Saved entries
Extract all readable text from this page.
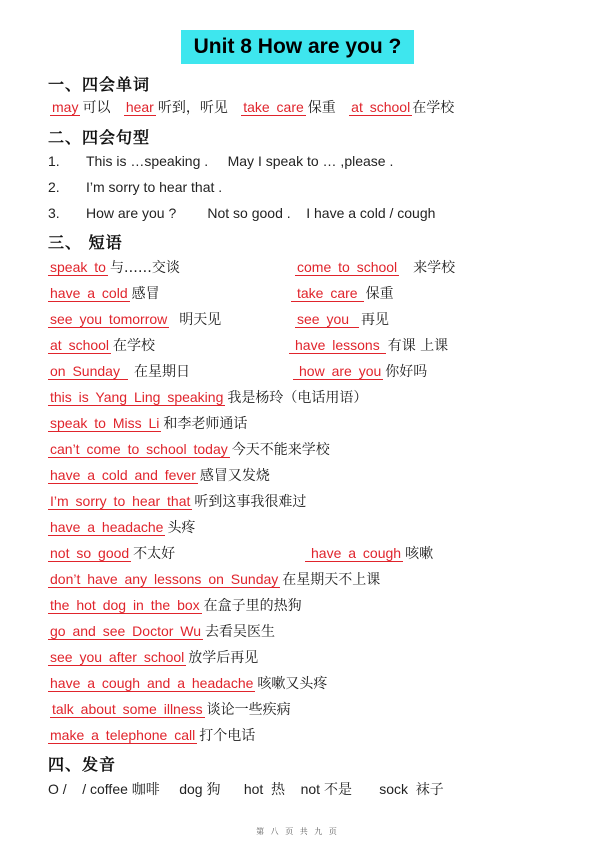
Unit 8 How are you ?
一、四会单词
may 可以 hear 听到，听见 take care 保重 at school 在学校
二、四会句型
1. This is …speaking .     May I speak to … ,please .
2. I’m sorry to hear that .
3. How are you ?        Not so good .    I have a cold / cough
三、 短语
speak to 与……交谈	come to school 来学校
have a cold 感冒	take care 保重
see you tomorrow 明天见	see you 再见
at school 在学校	have lessons 有课 上课
on Sunday 在星期日	how are you 你好吗
this is Yang Ling speaking 我是杨玲（电话用语）
speak to Miss Li 和李老师通话
can’t come to school today 今天不能来学校
have a cold and fever 感冒又发烧
I’m sorry to hear that 听到这事我很难过
have a headache 头疼
not so good 不太好	have a cough 咳嗽
don’t have any lessons on Sunday 在星期天不上课
the hot dog in the box 在盒子里的热狗
go and see Doctor Wu 去看吴医生
see you after school 放学后再见
have a cough and a headache 咳嗽又头疼
talk about some illness 谈论一些疾病
make a telephone call 打个电话
四、发音
O /    / coffee 咖啡     dog 狗      hot  热    not 不是       sock  袜子
第 八 页 共 九 页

**What the task requires:** Select the lines that carry the string "care" and copy them.

**Solution for this problem:**
may 可以 hear 听到，听见 take care 保重 at school 在学校
have a cold 感冒	take care 保重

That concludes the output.